Find how many lines in the data below mention "singles". Give the number only.
-- start --
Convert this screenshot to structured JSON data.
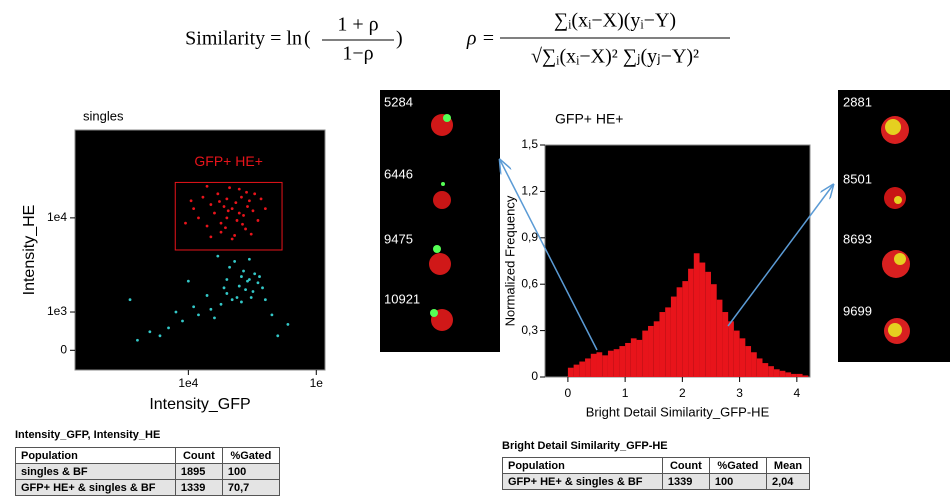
{
  "formula": {
    "lhs": "Similarity = ln",
    "frac_num": "1 + ρ",
    "frac_den": "1−ρ",
    "rho_lhs": "ρ =",
    "rho_num": "∑ᵢ(xᵢ−X)(yᵢ−Y)",
    "rho_den": "√∑ᵢ(xᵢ−X)² ∑ⱼ(yⱼ−Y)²"
  },
  "chart_data": [
    {
      "type": "scatter",
      "title": "singles",
      "x_label": "Intensity_GFP",
      "y_label": "Intensity_HE",
      "xscale": "log",
      "yscale": "logicle",
      "background": "#000000",
      "xlim": [
        1300,
        117000
      ],
      "ylim": [
        -300,
        53000
      ],
      "xticks": [
        {
          "value": 10000,
          "label": "1e4"
        },
        {
          "value": 100000,
          "label": "1e"
        }
      ],
      "yticks": [
        0,
        {
          "value": 1000,
          "label": "1e3"
        },
        {
          "value": 10000,
          "label": "1e4"
        }
      ],
      "gate": {
        "label": "GFP+ HE+",
        "color": "#e8141b",
        "x": [
          7900,
          54000
        ],
        "y": [
          5150,
          19900
        ]
      },
      "series": [
        {
          "color": "#33c8c8",
          "x": [
            20000,
            25000,
            30000,
            22000,
            28000,
            35000,
            18000,
            15000,
            12000,
            26000,
            32000,
            24000,
            9000,
            7000,
            5000,
            40000,
            45000,
            60000,
            21000,
            27000,
            33000,
            19000,
            14000,
            11000,
            29000,
            8000,
            6000,
            16000,
            38000,
            23000,
            17000,
            30000,
            4000,
            3500,
            50000,
            10000,
            26000,
            31000,
            36000,
            20000
          ],
          "y": [
            1800,
            2200,
            2600,
            1500,
            2000,
            2400,
            1300,
            1100,
            900,
            2800,
            1900,
            1600,
            700,
            500,
            400,
            1500,
            900,
            600,
            3500,
            3200,
            3000,
            2100,
            1700,
            1200,
            2500,
            1000,
            300,
            800,
            2100,
            4000,
            4500,
            4200,
            200,
            1500,
            300,
            2500,
            1400,
            1600,
            2800,
            2600
          ]
        },
        {
          "color": "#e8141b",
          "x": [
            20000,
            22000,
            18000,
            25000,
            15000,
            28000,
            12000,
            30000,
            17000,
            23000,
            26000,
            19000,
            14000,
            32000,
            11000,
            35000,
            21000,
            24000,
            16000,
            29000,
            13000,
            27000,
            20000,
            33000,
            9500,
            40000,
            22000,
            18000,
            25000,
            15000,
            31000,
            20500,
            10500,
            37000,
            26500,
            14000,
            23500,
            28500,
            19500,
            17500
          ],
          "y": [
            10000,
            12000,
            9000,
            11000,
            13000,
            8000,
            10000,
            14000,
            16000,
            7000,
            15000,
            12500,
            8500,
            11500,
            12000,
            9500,
            18000,
            9500,
            11000,
            12500,
            15000,
            10500,
            14500,
            16000,
            9000,
            12000,
            6500,
            7500,
            17500,
            6800,
            7200,
            11500,
            14000,
            14500,
            8800,
            18500,
            13500,
            16500,
            8200,
            13800
          ]
        }
      ]
    },
    {
      "type": "histogram",
      "title": "GFP+ HE+",
      "x_label": "Bright Detail Similarity_GFP-HE",
      "y_label": "Normalized Frequency",
      "color": "#e8141b",
      "background": "#000000",
      "xlim": [
        -0.4,
        4.23
      ],
      "ylim": [
        0,
        1.5
      ],
      "xticks": [
        0,
        1,
        2,
        3,
        4
      ],
      "yticks": [
        0,
        {
          "value": 0.3,
          "label": "0,3"
        },
        {
          "value": 0.6,
          "label": "0,6"
        },
        {
          "value": 0.9,
          "label": "0,9"
        },
        {
          "value": 1.2,
          "label": "1,2"
        },
        {
          "value": 1.5,
          "label": "1,5"
        }
      ],
      "bins": [
        0,
        0.1,
        0.2,
        0.3,
        0.4,
        0.5,
        0.6,
        0.7,
        0.8,
        0.9,
        1,
        1.1,
        1.2,
        1.3,
        1.4,
        1.5,
        1.6,
        1.7,
        1.8,
        1.9,
        2,
        2.1,
        2.2,
        2.3,
        2.4,
        2.5,
        2.6,
        2.7,
        2.8,
        2.9,
        3,
        3.1,
        3.2,
        3.3,
        3.4,
        3.5,
        3.6,
        3.7,
        3.8,
        3.9,
        4,
        4.1,
        4.2
      ],
      "values": [
        0.06,
        0.08,
        0.1,
        0.12,
        0.15,
        0.16,
        0.14,
        0.17,
        0.18,
        0.2,
        0.22,
        0.25,
        0.24,
        0.3,
        0.33,
        0.36,
        0.42,
        0.45,
        0.52,
        0.58,
        0.62,
        0.7,
        0.8,
        0.74,
        0.68,
        0.6,
        0.5,
        0.42,
        0.36,
        0.3,
        0.25,
        0.2,
        0.16,
        0.12,
        0.09,
        0.07,
        0.05,
        0.04,
        0.03,
        0.02,
        0.02,
        0.01
      ]
    }
  ],
  "images_left": [
    "5284",
    "6446",
    "9475",
    "10921"
  ],
  "images_right": [
    "2881",
    "8501",
    "8693",
    "9699"
  ],
  "table1": {
    "title": "Intensity_GFP, Intensity_HE",
    "header": [
      "Population",
      "Count",
      "%Gated"
    ],
    "rows": [
      [
        "singles & BF",
        "1895",
        "100"
      ],
      [
        "GFP+ HE+ & singles & BF",
        "1339",
        "70,7"
      ]
    ]
  },
  "table2": {
    "title": "Bright Detail Similarity_GFP-HE",
    "header": [
      "Population",
      "Count",
      "%Gated",
      "Mean"
    ],
    "rows": [
      [
        "GFP+ HE+ & singles & BF",
        "1339",
        "100",
        "2,04"
      ]
    ]
  }
}
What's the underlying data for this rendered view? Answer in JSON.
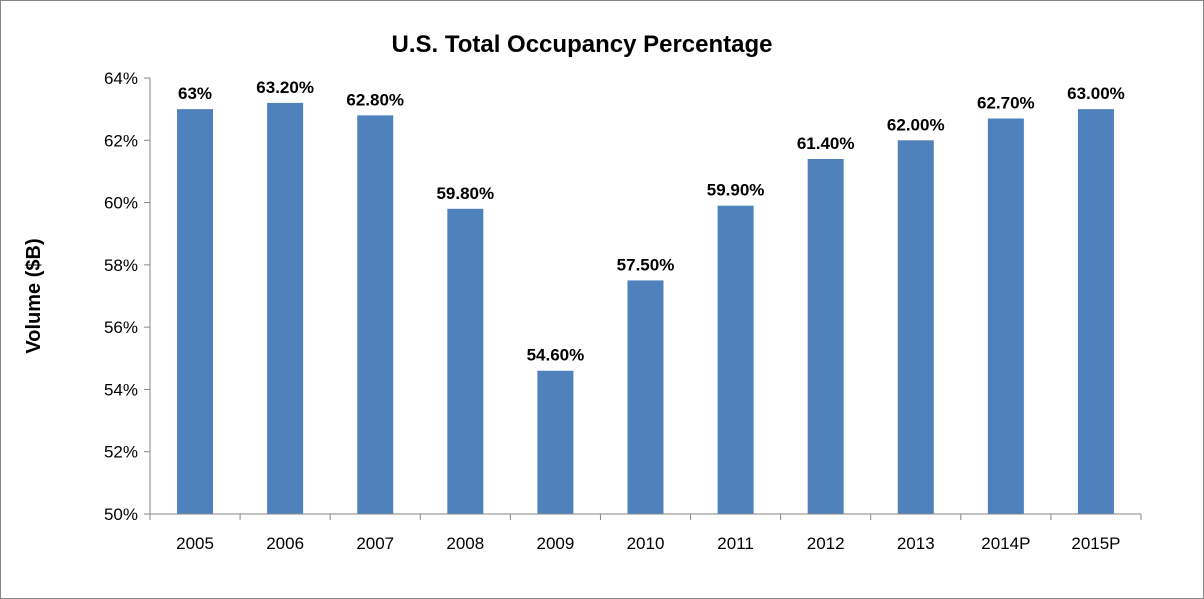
{
  "chart_data": {
    "type": "bar",
    "title": "U.S. Total Occupancy Percentage",
    "ylabel": "Volume ($B)",
    "xlabel": "",
    "categories": [
      "2005",
      "2006",
      "2007",
      "2008",
      "2009",
      "2010",
      "2011",
      "2012",
      "2013",
      "2014P",
      "2015P"
    ],
    "values": [
      63,
      63.2,
      62.8,
      59.8,
      54.6,
      57.5,
      59.9,
      61.4,
      62.0,
      62.7,
      63.0
    ],
    "data_labels": [
      "63%",
      "63.20%",
      "62.80%",
      "59.80%",
      "54.60%",
      "57.50%",
      "59.90%",
      "61.40%",
      "62.00%",
      "62.70%",
      "63.00%"
    ],
    "ylim": [
      50,
      64
    ],
    "yticks": [
      50,
      52,
      54,
      56,
      58,
      60,
      62,
      64
    ],
    "ytick_labels": [
      "50%",
      "52%",
      "54%",
      "56%",
      "58%",
      "60%",
      "62%",
      "64%"
    ],
    "grid": false,
    "legend": "none",
    "colors": {
      "bar": "#4f81bd",
      "axis": "#868686"
    }
  }
}
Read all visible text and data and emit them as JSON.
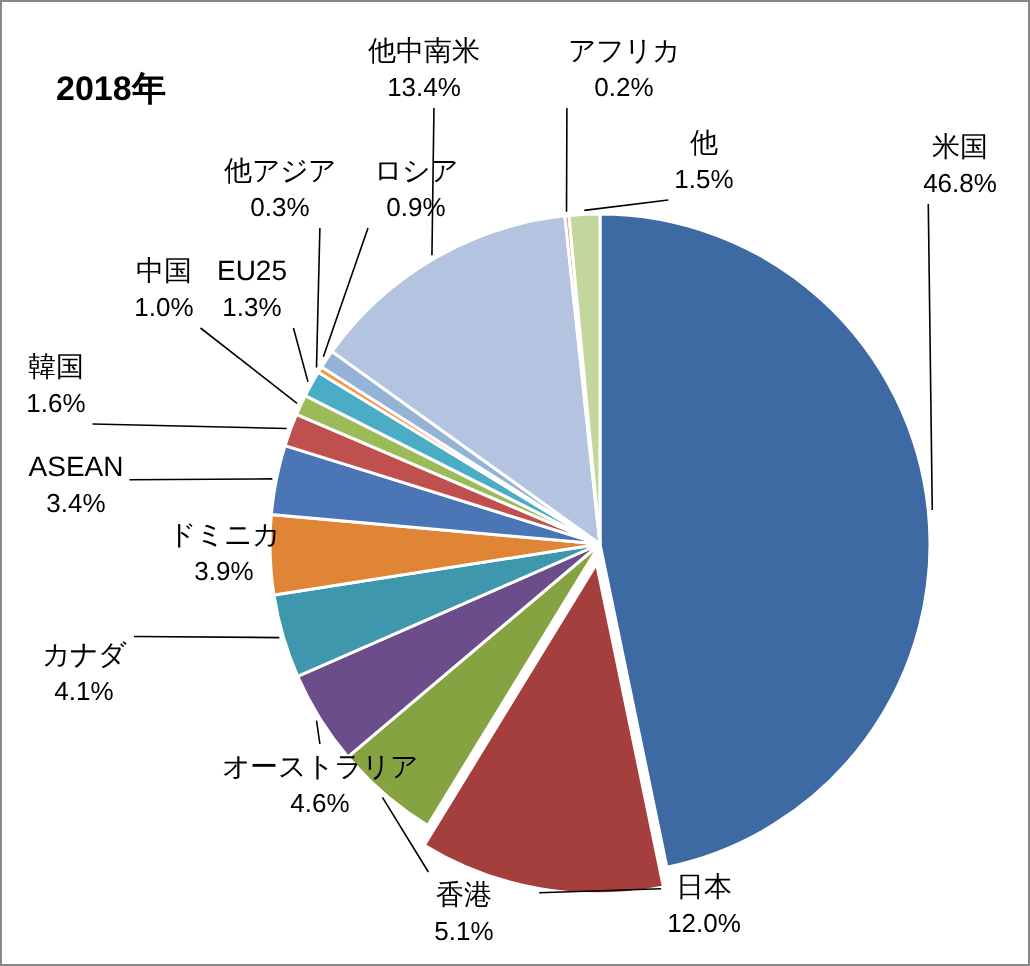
{
  "chart_data": {
    "type": "pie",
    "title": "2018年",
    "categories": [
      "米国",
      "日本",
      "香港",
      "オーストラリア",
      "カナダ",
      "ドミニカ",
      "ASEAN",
      "韓国",
      "中国",
      "EU25",
      "他アジア",
      "ロシア",
      "他中南米",
      "アフリカ",
      "他"
    ],
    "values": [
      46.8,
      12.0,
      5.1,
      4.6,
      4.1,
      3.9,
      3.4,
      1.6,
      1.0,
      1.3,
      0.3,
      0.9,
      13.4,
      0.2,
      1.5
    ],
    "colors": [
      "#3e6aa3",
      "#a53f3d",
      "#86a341",
      "#6a4d8a",
      "#3f97ad",
      "#e08436",
      "#4a76b5",
      "#c0504d",
      "#9bbb59",
      "#4bacc6",
      "#f79646",
      "#95b3d7",
      "#b3c3e0",
      "#d99694",
      "#c3d69b"
    ],
    "value_labels": [
      "46.8%",
      "12.0%",
      "5.1%",
      "4.6%",
      "4.1%",
      "3.9%",
      "3.4%",
      "1.6%",
      "1.0%",
      "1.3%",
      "0.3%",
      "0.9%",
      "13.4%",
      "0.2%",
      "1.5%"
    ]
  }
}
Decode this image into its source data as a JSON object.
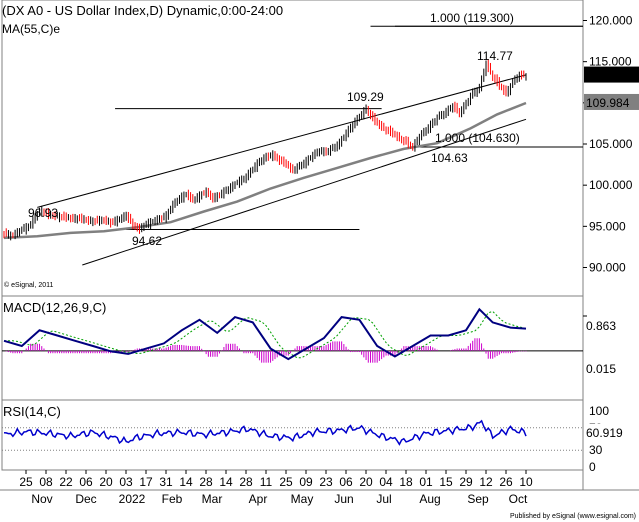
-- end --
## [CORRECT OUTPUT]
4